_RECORDS TO PROCESS_:
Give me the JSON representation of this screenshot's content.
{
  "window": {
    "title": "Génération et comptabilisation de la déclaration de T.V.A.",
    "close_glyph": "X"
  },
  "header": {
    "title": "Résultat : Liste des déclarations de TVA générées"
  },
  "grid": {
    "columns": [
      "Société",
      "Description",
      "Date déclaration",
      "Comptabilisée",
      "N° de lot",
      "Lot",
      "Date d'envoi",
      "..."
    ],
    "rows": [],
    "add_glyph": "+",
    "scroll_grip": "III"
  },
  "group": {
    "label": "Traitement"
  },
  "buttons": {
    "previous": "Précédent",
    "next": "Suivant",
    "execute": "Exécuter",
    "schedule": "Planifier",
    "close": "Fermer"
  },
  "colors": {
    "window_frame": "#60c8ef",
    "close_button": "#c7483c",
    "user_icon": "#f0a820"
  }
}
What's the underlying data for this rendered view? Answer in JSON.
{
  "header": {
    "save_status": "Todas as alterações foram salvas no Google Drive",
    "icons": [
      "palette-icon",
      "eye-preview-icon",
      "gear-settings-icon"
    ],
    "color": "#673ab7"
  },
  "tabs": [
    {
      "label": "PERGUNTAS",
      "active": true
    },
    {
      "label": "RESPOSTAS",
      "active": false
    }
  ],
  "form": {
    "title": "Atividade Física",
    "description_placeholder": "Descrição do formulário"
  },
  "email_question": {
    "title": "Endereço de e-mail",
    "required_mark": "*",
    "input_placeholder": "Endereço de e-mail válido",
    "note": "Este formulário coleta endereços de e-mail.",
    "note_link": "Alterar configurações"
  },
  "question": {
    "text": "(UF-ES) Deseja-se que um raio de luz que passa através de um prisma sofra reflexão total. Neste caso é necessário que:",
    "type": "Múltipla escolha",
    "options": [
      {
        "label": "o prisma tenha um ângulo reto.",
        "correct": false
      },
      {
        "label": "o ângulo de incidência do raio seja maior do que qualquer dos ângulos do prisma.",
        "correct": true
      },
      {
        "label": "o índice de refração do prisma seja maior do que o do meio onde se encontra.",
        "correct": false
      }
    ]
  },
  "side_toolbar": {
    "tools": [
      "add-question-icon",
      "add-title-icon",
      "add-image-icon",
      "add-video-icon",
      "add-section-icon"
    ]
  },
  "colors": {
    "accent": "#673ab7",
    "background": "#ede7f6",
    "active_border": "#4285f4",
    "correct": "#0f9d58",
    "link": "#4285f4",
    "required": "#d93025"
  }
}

_EXERCISE GOAL_:
Reproduce, word for word, only the lines from the one that contains "What's the underlying" through the final line.

_WRITTEN SOLUTION_:
What's the underlying data for this rendered view? Answer in JSON.
{
  "header": {
    "save_status": "Todas as alterações foram salvas no Google Drive",
    "icons": [
      "palette-icon",
      "eye-preview-icon",
      "gear-settings-icon"
    ],
    "color": "#673ab7"
  },
  "tabs": [
    {
      "label": "PERGUNTAS",
      "active": true
    },
    {
      "label": "RESPOSTAS",
      "active": false
    }
  ],
  "form": {
    "title": "Atividade Física",
    "description_placeholder": "Descrição do formulário"
  },
  "email_question": {
    "title": "Endereço de e-mail",
    "required_mark": "*",
    "input_placeholder": "Endereço de e-mail válido",
    "note": "Este formulário coleta endereços de e-mail.",
    "note_link": "Alterar configurações"
  },
  "question": {
    "text": "(UF-ES) Deseja-se que um raio de luz que passa através de um prisma sofra reflexão total. Neste caso é necessário que:",
    "type": "Múltipla escolha",
    "options": [
      {
        "label": "o prisma tenha um ângulo reto.",
        "correct": false
      },
      {
        "label": "o ângulo de incidência do raio seja maior do que qualquer dos ângulos do prisma.",
        "correct": true
      },
      {
        "label": "o índice de refração do prisma seja maior do que o do meio onde se encontra.",
        "correct": false
      }
    ]
  },
  "side_toolbar": {
    "tools": [
      "add-question-icon",
      "add-title-icon",
      "add-image-icon",
      "add-video-icon",
      "add-section-icon"
    ]
  },
  "colors": {
    "accent": "#673ab7",
    "background": "#ede7f6",
    "active_border": "#4285f4",
    "correct": "#0f9d58",
    "link": "#4285f4",
    "required": "#d93025"
  }
}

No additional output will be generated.